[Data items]
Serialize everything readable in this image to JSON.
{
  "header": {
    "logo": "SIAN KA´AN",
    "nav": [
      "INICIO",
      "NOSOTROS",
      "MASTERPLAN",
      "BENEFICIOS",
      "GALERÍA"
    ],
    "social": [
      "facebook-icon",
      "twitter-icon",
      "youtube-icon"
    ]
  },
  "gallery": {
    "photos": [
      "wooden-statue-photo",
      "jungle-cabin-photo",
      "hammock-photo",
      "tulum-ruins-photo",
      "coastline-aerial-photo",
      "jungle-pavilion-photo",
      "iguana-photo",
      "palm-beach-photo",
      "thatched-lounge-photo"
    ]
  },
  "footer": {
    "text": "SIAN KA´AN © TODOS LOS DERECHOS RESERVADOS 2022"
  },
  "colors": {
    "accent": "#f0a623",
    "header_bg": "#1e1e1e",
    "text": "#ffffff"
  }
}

• [Exercise directions] The records above should be duplicated in full, exactly as given.

• [Result for this exercise]
Serialize everything readable in this image to JSON.
{
  "header": {
    "logo": "SIAN KA´AN",
    "nav": [
      "INICIO",
      "NOSOTROS",
      "MASTERPLAN",
      "BENEFICIOS",
      "GALERÍA"
    ],
    "social": [
      "facebook-icon",
      "twitter-icon",
      "youtube-icon"
    ]
  },
  "gallery": {
    "photos": [
      "wooden-statue-photo",
      "jungle-cabin-photo",
      "hammock-photo",
      "tulum-ruins-photo",
      "coastline-aerial-photo",
      "jungle-pavilion-photo",
      "iguana-photo",
      "palm-beach-photo",
      "thatched-lounge-photo"
    ]
  },
  "footer": {
    "text": "SIAN KA´AN © TODOS LOS DERECHOS RESERVADOS 2022"
  },
  "colors": {
    "accent": "#f0a623",
    "header_bg": "#1e1e1e",
    "text": "#ffffff"
  }
}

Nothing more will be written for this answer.